(Figure content listings)
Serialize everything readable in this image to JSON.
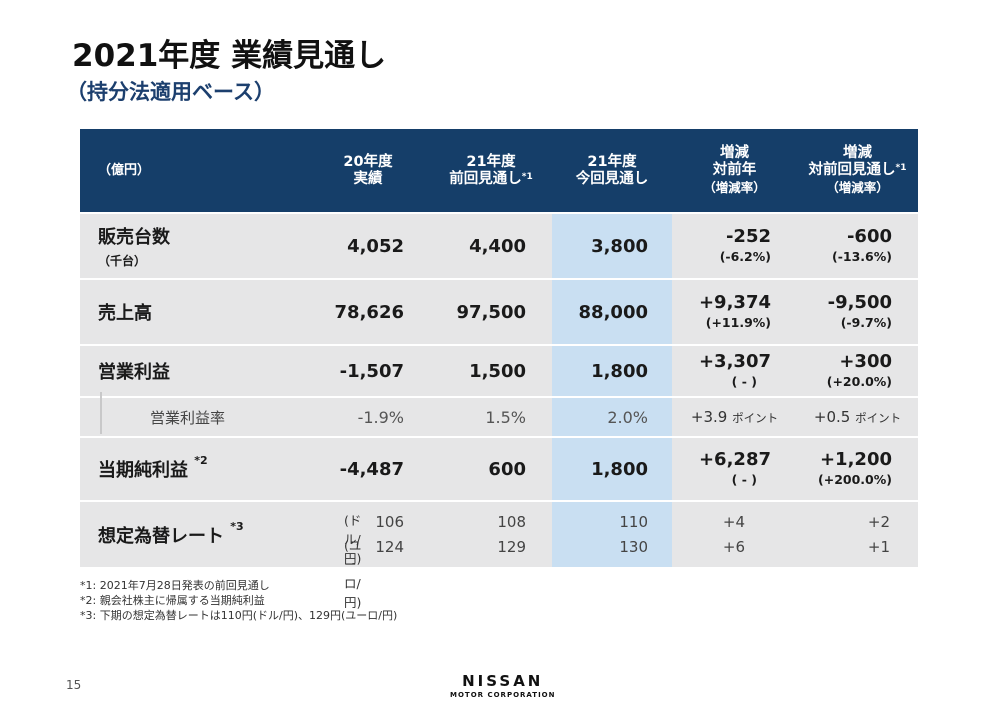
{
  "title": "2021年度 業績見通し",
  "subtitle": "（持分法適用ベース）",
  "table": {
    "unit_label": "（億円）",
    "headers": {
      "fy20": [
        "20年度",
        "実績"
      ],
      "fy21_prev": [
        "21年度",
        "前回見通し"
      ],
      "fy21_prev_note": "*1",
      "fy21_curr": [
        "21年度",
        "今回見通し"
      ],
      "vs_prev_year": [
        "増減",
        "対前年",
        "（増減率）"
      ],
      "vs_prev_forecast": [
        "増減",
        "対前回見通し",
        "（増減率）"
      ],
      "vs_prev_forecast_note": "*1"
    },
    "rows": {
      "units": {
        "label": "販売台数",
        "sub": "（千台）",
        "fy20": "4,052",
        "fy21_prev": "4,400",
        "fy21_curr": "3,800",
        "vs_year": "-252",
        "vs_year_pct": "(-6.2%)",
        "vs_prev": "-600",
        "vs_prev_pct": "(-13.6%)"
      },
      "revenue": {
        "label": "売上高",
        "fy20": "78,626",
        "fy21_prev": "97,500",
        "fy21_curr": "88,000",
        "vs_year": "+9,374",
        "vs_year_pct": "(+11.9%)",
        "vs_prev": "-9,500",
        "vs_prev_pct": "(-9.7%)"
      },
      "op_profit": {
        "label": "営業利益",
        "fy20": "-1,507",
        "fy21_prev": "1,500",
        "fy21_curr": "1,800",
        "vs_year": "+3,307",
        "vs_year_pct": "( - )",
        "vs_prev": "+300",
        "vs_prev_pct": "(+20.0%)"
      },
      "op_margin": {
        "label": "営業利益率",
        "fy20": "-1.9%",
        "fy21_prev": "1.5%",
        "fy21_curr": "2.0%",
        "vs_year": "+3.9",
        "vs_prev": "+0.5",
        "point_unit": "ポイント"
      },
      "net_income": {
        "label": "当期純利益",
        "note": "*2",
        "fy20": "-4,487",
        "fy21_prev": "600",
        "fy21_curr": "1,800",
        "vs_year": "+6,287",
        "vs_year_pct": "( - )",
        "vs_prev": "+1,200",
        "vs_prev_pct": "(+200.0%)"
      },
      "fx": {
        "label": "想定為替レート",
        "note": "*3",
        "usd_unit": "(ドル/円)",
        "eur_unit": "(ユーロ/円)",
        "fy20_usd": "106",
        "fy20_eur": "124",
        "fy21_prev_usd": "108",
        "fy21_prev_eur": "129",
        "fy21_curr_usd": "110",
        "fy21_curr_eur": "130",
        "vs_year_usd": "+4",
        "vs_year_eur": "+6",
        "vs_prev_usd": "+2",
        "vs_prev_eur": "+1"
      }
    }
  },
  "footnotes": [
    "*1: 2021年7月28日発表の前回見通し",
    "*2: 親会社株主に帰属する当期純利益",
    "*3: 下期の想定為替レートは110円(ドル/円)、129円(ユーロ/円)"
  ],
  "page_number": "15",
  "logo": {
    "brand": "NISSAN",
    "corp": "MOTOR CORPORATION"
  },
  "colors": {
    "header_bg": "#153e69",
    "row_bg": "#e6e6e7",
    "highlight_col": "#c9dff2",
    "subtitle": "#1c3f6e"
  }
}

Task instructions: Transcribe the material exactly, and leave out whatever pictures it holds.

Task output:
Serialize everything readable in this image to JSON.
{
  "title": "2021年度 業績見通し",
  "subtitle": "（持分法適用ベース）",
  "table": {
    "unit_label": "（億円）",
    "headers": {
      "fy20": [
        "20年度",
        "実績"
      ],
      "fy21_prev": [
        "21年度",
        "前回見通し"
      ],
      "fy21_prev_note": "*1",
      "fy21_curr": [
        "21年度",
        "今回見通し"
      ],
      "vs_prev_year": [
        "増減",
        "対前年",
        "（増減率）"
      ],
      "vs_prev_forecast": [
        "増減",
        "対前回見通し",
        "（増減率）"
      ],
      "vs_prev_forecast_note": "*1"
    },
    "rows": {
      "units": {
        "label": "販売台数",
        "sub": "（千台）",
        "fy20": "4,052",
        "fy21_prev": "4,400",
        "fy21_curr": "3,800",
        "vs_year": "-252",
        "vs_year_pct": "(-6.2%)",
        "vs_prev": "-600",
        "vs_prev_pct": "(-13.6%)"
      },
      "revenue": {
        "label": "売上高",
        "fy20": "78,626",
        "fy21_prev": "97,500",
        "fy21_curr": "88,000",
        "vs_year": "+9,374",
        "vs_year_pct": "(+11.9%)",
        "vs_prev": "-9,500",
        "vs_prev_pct": "(-9.7%)"
      },
      "op_profit": {
        "label": "営業利益",
        "fy20": "-1,507",
        "fy21_prev": "1,500",
        "fy21_curr": "1,800",
        "vs_year": "+3,307",
        "vs_year_pct": "( - )",
        "vs_prev": "+300",
        "vs_prev_pct": "(+20.0%)"
      },
      "op_margin": {
        "label": "営業利益率",
        "fy20": "-1.9%",
        "fy21_prev": "1.5%",
        "fy21_curr": "2.0%",
        "vs_year": "+3.9",
        "vs_prev": "+0.5",
        "point_unit": "ポイント"
      },
      "net_income": {
        "label": "当期純利益",
        "note": "*2",
        "fy20": "-4,487",
        "fy21_prev": "600",
        "fy21_curr": "1,800",
        "vs_year": "+6,287",
        "vs_year_pct": "( - )",
        "vs_prev": "+1,200",
        "vs_prev_pct": "(+200.0%)"
      },
      "fx": {
        "label": "想定為替レート",
        "note": "*3",
        "usd_unit": "(ドル/円)",
        "eur_unit": "(ユーロ/円)",
        "fy20_usd": "106",
        "fy20_eur": "124",
        "fy21_prev_usd": "108",
        "fy21_prev_eur": "129",
        "fy21_curr_usd": "110",
        "fy21_curr_eur": "130",
        "vs_year_usd": "+4",
        "vs_year_eur": "+6",
        "vs_prev_usd": "+2",
        "vs_prev_eur": "+1"
      }
    }
  },
  "footnotes": [
    "*1: 2021年7月28日発表の前回見通し",
    "*2: 親会社株主に帰属する当期純利益",
    "*3: 下期の想定為替レートは110円(ドル/円)、129円(ユーロ/円)"
  ],
  "page_number": "15",
  "logo": {
    "brand": "NISSAN",
    "corp": "MOTOR CORPORATION"
  },
  "colors": {
    "header_bg": "#153e69",
    "row_bg": "#e6e6e7",
    "highlight_col": "#c9dff2",
    "subtitle": "#1c3f6e"
  }
}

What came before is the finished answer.